Exactly repeat the material, dropping only the pictures.
>> start
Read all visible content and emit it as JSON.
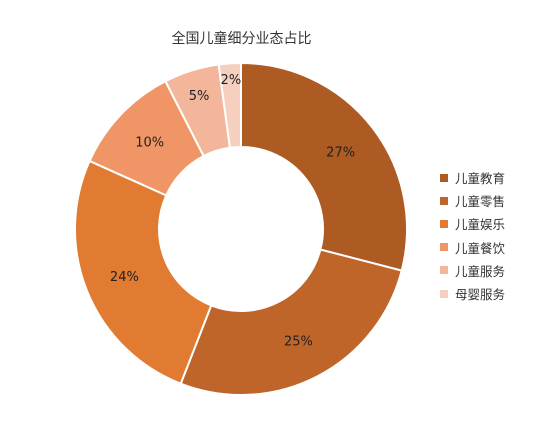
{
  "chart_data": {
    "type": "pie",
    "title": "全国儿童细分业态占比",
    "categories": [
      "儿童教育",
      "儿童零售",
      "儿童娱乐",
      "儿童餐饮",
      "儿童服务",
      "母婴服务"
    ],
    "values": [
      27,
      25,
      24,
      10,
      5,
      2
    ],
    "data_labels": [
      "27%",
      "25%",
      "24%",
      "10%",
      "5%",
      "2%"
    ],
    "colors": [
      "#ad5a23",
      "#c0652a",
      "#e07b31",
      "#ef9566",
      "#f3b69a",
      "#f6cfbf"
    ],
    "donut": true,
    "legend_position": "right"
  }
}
>> end
* **Task response**
Read all visible content and emit it as JSON.
{
  "chart_data": {
    "type": "pie",
    "title": "全国儿童细分业态占比",
    "categories": [
      "儿童教育",
      "儿童零售",
      "儿童娱乐",
      "儿童餐饮",
      "儿童服务",
      "母婴服务"
    ],
    "values": [
      27,
      25,
      24,
      10,
      5,
      2
    ],
    "data_labels": [
      "27%",
      "25%",
      "24%",
      "10%",
      "5%",
      "2%"
    ],
    "colors": [
      "#ad5a23",
      "#c0652a",
      "#e07b31",
      "#ef9566",
      "#f3b69a",
      "#f6cfbf"
    ],
    "donut": true,
    "legend_position": "right"
  }
}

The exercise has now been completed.